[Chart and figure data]

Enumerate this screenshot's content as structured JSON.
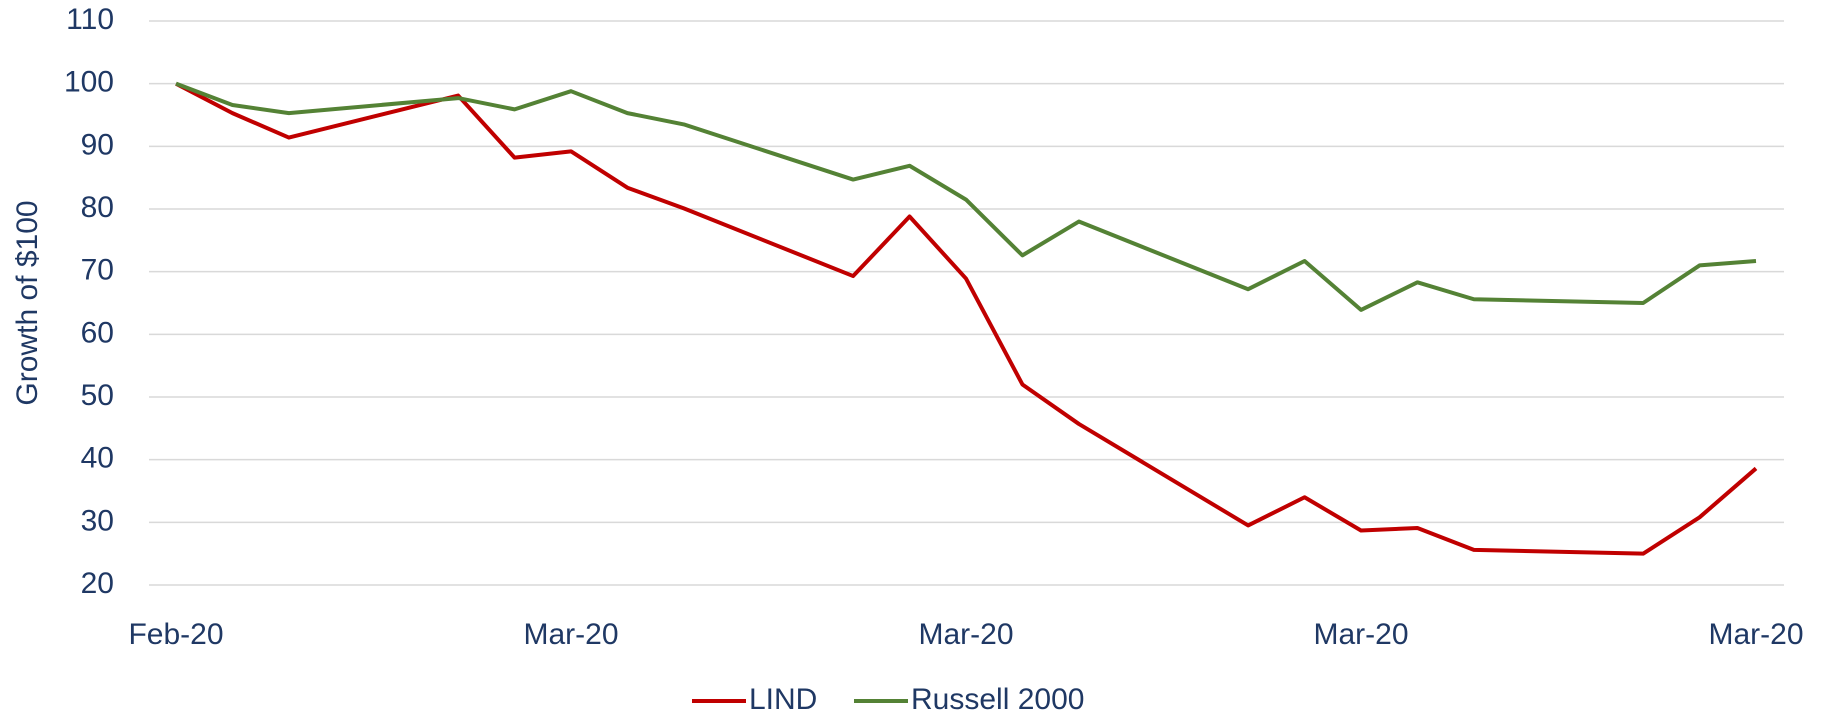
{
  "chart_data": {
    "type": "line",
    "y_label": "Growth of $100",
    "x": [
      0,
      1,
      2,
      5,
      6,
      7,
      8,
      9,
      12,
      13,
      14,
      15,
      16,
      19,
      20,
      21,
      22,
      23,
      26,
      27,
      28
    ],
    "series": [
      {
        "name": "LIND",
        "color": "#c00000",
        "values": [
          100,
          95.3,
          91.4,
          98.1,
          88.2,
          89.2,
          83.4,
          80.1,
          69.3,
          78.8,
          68.9,
          52.0,
          45.7,
          29.5,
          34.0,
          28.7,
          29.1,
          25.6,
          25.0,
          30.8,
          38.6
        ]
      },
      {
        "name": "Russell 2000",
        "color": "#548235",
        "values": [
          100,
          96.6,
          95.3,
          97.7,
          95.9,
          98.8,
          95.3,
          93.5,
          84.7,
          86.9,
          81.5,
          72.6,
          78.0,
          67.2,
          71.7,
          63.9,
          68.3,
          65.6,
          65.0,
          71.0,
          71.7
        ]
      }
    ],
    "xlim": [
      0,
      28
    ],
    "xticks": [
      {
        "value": 0,
        "label": "Feb-20"
      },
      {
        "value": 7,
        "label": "Mar-20"
      },
      {
        "value": 14,
        "label": "Mar-20"
      },
      {
        "value": 21,
        "label": "Mar-20"
      },
      {
        "value": 28,
        "label": "Mar-20"
      }
    ],
    "ylim": [
      20,
      110
    ],
    "yticks": [
      20,
      30,
      40,
      50,
      60,
      70,
      80,
      90,
      100,
      110
    ],
    "grid": true,
    "legend": "bottom"
  }
}
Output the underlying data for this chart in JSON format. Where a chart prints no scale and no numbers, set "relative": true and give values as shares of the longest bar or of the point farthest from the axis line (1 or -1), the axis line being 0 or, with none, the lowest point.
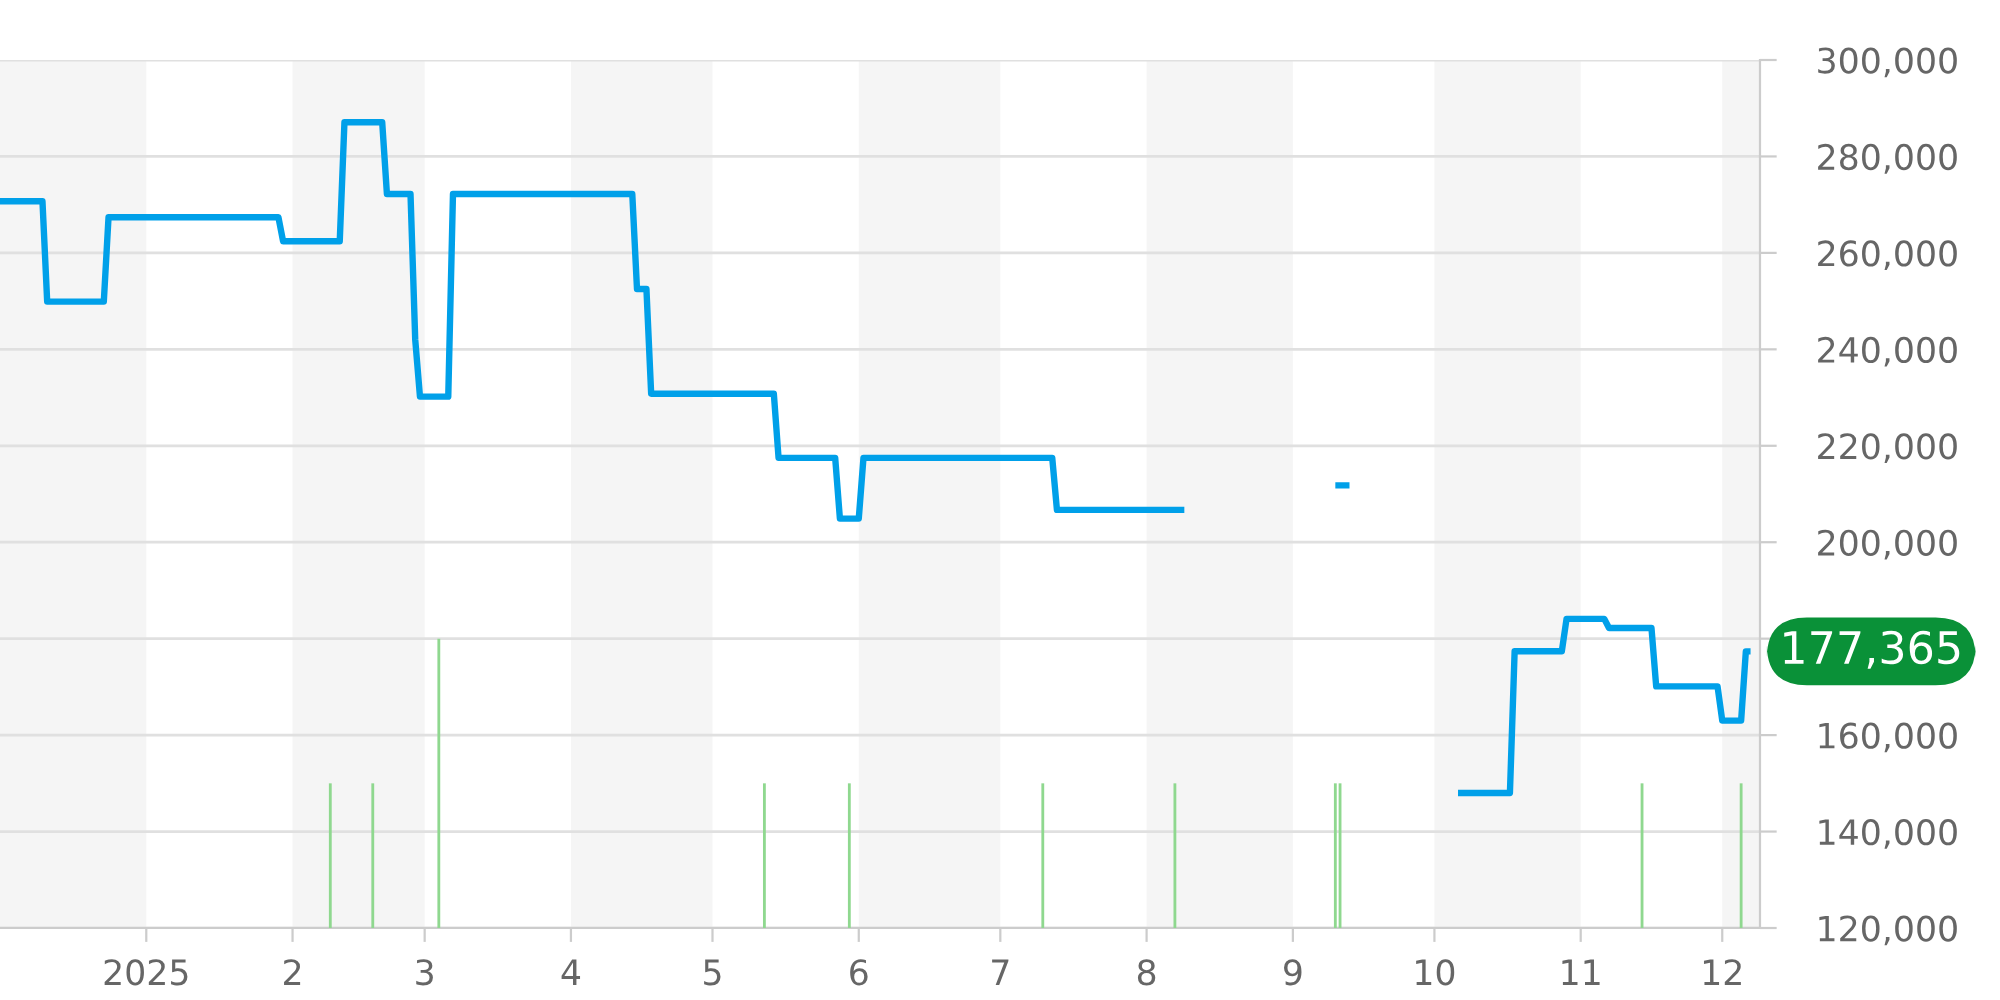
{
  "chart_data": [
    {
      "type": "line",
      "color": "#00a0e9",
      "x": [
        "2024-12-01",
        "2024-12-10",
        "2024-12-11",
        "2024-12-23",
        "2024-12-24",
        "2025-01-29",
        "2025-01-30",
        "2025-02-11",
        "2025-02-12",
        "2025-02-20",
        "2025-02-21",
        "2025-02-26",
        "2025-02-27",
        "2025-02-28",
        "2025-03-06",
        "2025-03-07",
        "2025-04-14",
        "2025-04-15",
        "2025-04-17",
        "2025-04-18",
        "2025-05-14",
        "2025-05-15",
        "2025-05-27",
        "2025-05-28",
        "2025-06-01",
        "2025-06-02",
        "2025-07-12",
        "2025-07-13",
        "2025-08-09",
        "2025-08-25",
        "2025-09-10",
        "2025-09-13",
        "2025-09-25",
        "2025-10-06",
        "2025-10-17",
        "2025-10-18",
        "2025-10-28",
        "2025-10-29",
        "2025-11-06",
        "2025-11-07",
        "2025-11-16",
        "2025-11-17",
        "2025-11-30",
        "2025-12-01",
        "2025-12-05",
        "2025-12-06",
        "2025-12-07"
      ],
      "values": [
        270700,
        270700,
        249900,
        249900,
        267400,
        267400,
        262400,
        262400,
        287100,
        287100,
        272200,
        272200,
        242000,
        230200,
        230200,
        272200,
        272200,
        252500,
        252500,
        230800,
        230800,
        217500,
        217500,
        204900,
        204900,
        217500,
        217500,
        206700,
        206700,
        null,
        211800,
        211800,
        null,
        148000,
        148000,
        177400,
        177400,
        184100,
        184100,
        182200,
        182200,
        170100,
        170100,
        163000,
        163000,
        177365,
        177365
      ],
      "xlim": [
        "2024-12-01",
        "2025-12-09"
      ],
      "xticks": [
        {
          "value": "2025-01-01",
          "label": "2025"
        },
        {
          "value": "2025-02-01",
          "label": "2"
        },
        {
          "value": "2025-03-01",
          "label": "3"
        },
        {
          "value": "2025-04-01",
          "label": "4"
        },
        {
          "value": "2025-05-01",
          "label": "5"
        },
        {
          "value": "2025-06-01",
          "label": "6"
        },
        {
          "value": "2025-07-01",
          "label": "7"
        },
        {
          "value": "2025-08-01",
          "label": "8"
        },
        {
          "value": "2025-09-01",
          "label": "9"
        },
        {
          "value": "2025-10-01",
          "label": "10"
        },
        {
          "value": "2025-11-01",
          "label": "11"
        },
        {
          "value": "2025-12-01",
          "label": "12"
        }
      ],
      "ylim": [
        120000,
        300000
      ],
      "yticks": [
        {
          "value": 120000,
          "label": "120,000"
        },
        {
          "value": 140000,
          "label": "140,000"
        },
        {
          "value": 160000,
          "label": "160,000"
        },
        {
          "value": 180000,
          "label": null
        },
        {
          "value": 200000,
          "label": "200,000"
        },
        {
          "value": 220000,
          "label": "220,000"
        },
        {
          "value": 240000,
          "label": "240,000"
        },
        {
          "value": 260000,
          "label": "260,000"
        },
        {
          "value": 280000,
          "label": "280,000"
        },
        {
          "value": 300000,
          "label": "300,000"
        }
      ],
      "grid": "y",
      "bands": [
        {
          "axis": "x",
          "from": "2024-12-01",
          "to": "2025-01-01",
          "color": "#f5f5f5"
        },
        {
          "axis": "x",
          "from": "2025-02-01",
          "to": "2025-03-01",
          "color": "#f5f5f5"
        },
        {
          "axis": "x",
          "from": "2025-04-01",
          "to": "2025-05-01",
          "color": "#f5f5f5"
        },
        {
          "axis": "x",
          "from": "2025-06-01",
          "to": "2025-07-01",
          "color": "#f5f5f5"
        },
        {
          "axis": "x",
          "from": "2025-08-01",
          "to": "2025-09-01",
          "color": "#f5f5f5"
        },
        {
          "axis": "x",
          "from": "2025-10-01",
          "to": "2025-11-01",
          "color": "#f5f5f5"
        },
        {
          "axis": "x",
          "from": "2025-12-01",
          "to": "2025-12-09",
          "color": "#f5f5f5"
        }
      ],
      "annotations": [
        {
          "text": "177,365",
          "x": "2025-12-07",
          "y": 177365
        }
      ]
    },
    {
      "type": "bar",
      "relative": true,
      "color": "#8fd88f",
      "x": [
        "2025-02-09",
        "2025-02-18",
        "2025-03-04",
        "2025-05-12",
        "2025-05-30",
        "2025-07-10",
        "2025-08-07",
        "2025-09-10",
        "2025-09-11",
        "2025-11-14",
        "2025-12-05"
      ],
      "values": [
        0.5,
        0.5,
        1,
        0.5,
        0.5,
        0.5,
        0.5,
        0.5,
        0.5,
        0.5,
        0.5
      ],
      "xlim": [
        "2024-12-01",
        "2025-12-09"
      ]
    }
  ]
}
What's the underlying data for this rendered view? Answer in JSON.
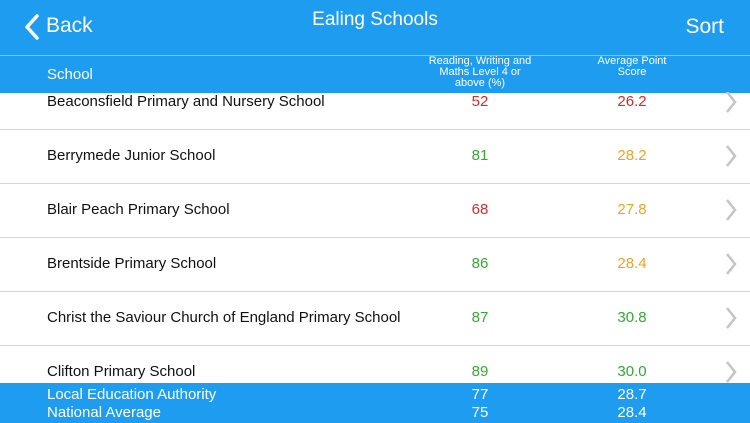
{
  "nav": {
    "back": "Back",
    "title": "Ealing Schools",
    "sort": "Sort"
  },
  "table": {
    "headers": [
      "School",
      "Reading, Writing and Maths Level 4 or above (%)",
      "Average Point Score"
    ],
    "rows": [
      {
        "school": "Beaconsfield Primary and Nursery School",
        "reading": "52",
        "reading_color": "#d42a2a",
        "score": "26.2",
        "score_color": "#d42a2a"
      },
      {
        "school": "Berrymede Junior School",
        "reading": "81",
        "reading_color": "#33a833",
        "score": "28.2",
        "score_color": "#f0a224"
      },
      {
        "school": "Blair Peach Primary School",
        "reading": "68",
        "reading_color": "#d42a2a",
        "score": "27.8",
        "score_color": "#f0a224"
      },
      {
        "school": "Brentside Primary School",
        "reading": "86",
        "reading_color": "#33a833",
        "score": "28.4",
        "score_color": "#f0a224"
      },
      {
        "school": "Christ the Saviour Church of England Primary School",
        "reading": "87",
        "reading_color": "#33a833",
        "score": "30.8",
        "score_color": "#33a833"
      },
      {
        "school": "Clifton Primary School",
        "reading": "89",
        "reading_color": "#33a833",
        "score": "30.0",
        "score_color": "#33a833"
      }
    ],
    "footer": [
      {
        "label": "Local Education Authority",
        "reading": "77",
        "score": "28.7"
      },
      {
        "label": "National Average",
        "reading": "75",
        "score": "28.4"
      }
    ]
  }
}
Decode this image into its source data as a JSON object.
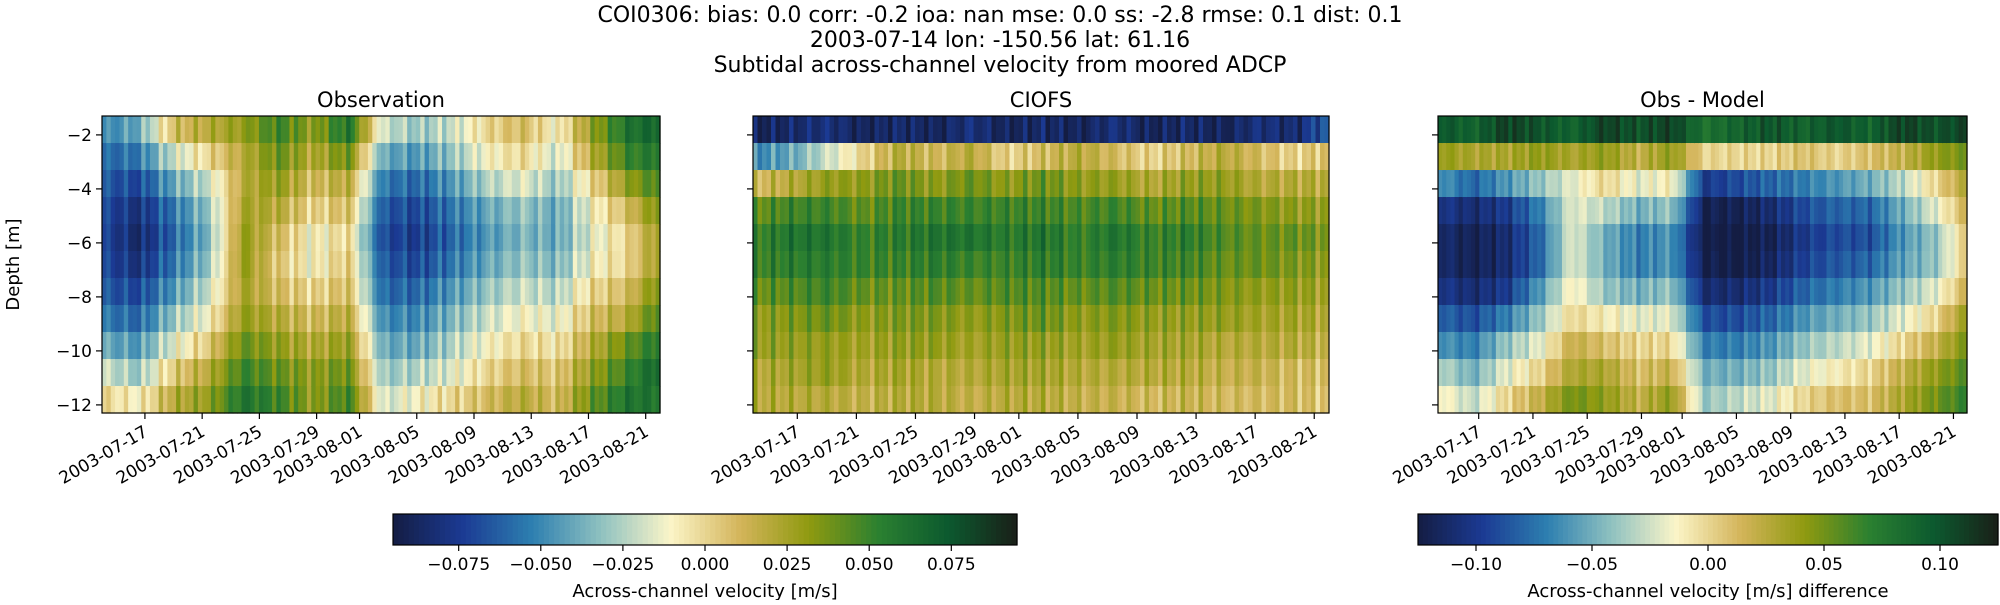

## PROBLEM STATEMENT
Using the records given above, list every line that includes the word "underlying".

## EXPECTED ANSWER
Output the underlying data for this chart in JSON format. Where a chart prints no scale and no numbers, set "relative": true and give values as shares of the longest bar or of the point farthest from the axis line (1 or -1), the axis line being 0 or, with none, the lowest point.
What's the underlying data for this rendered view? Answer in JSON.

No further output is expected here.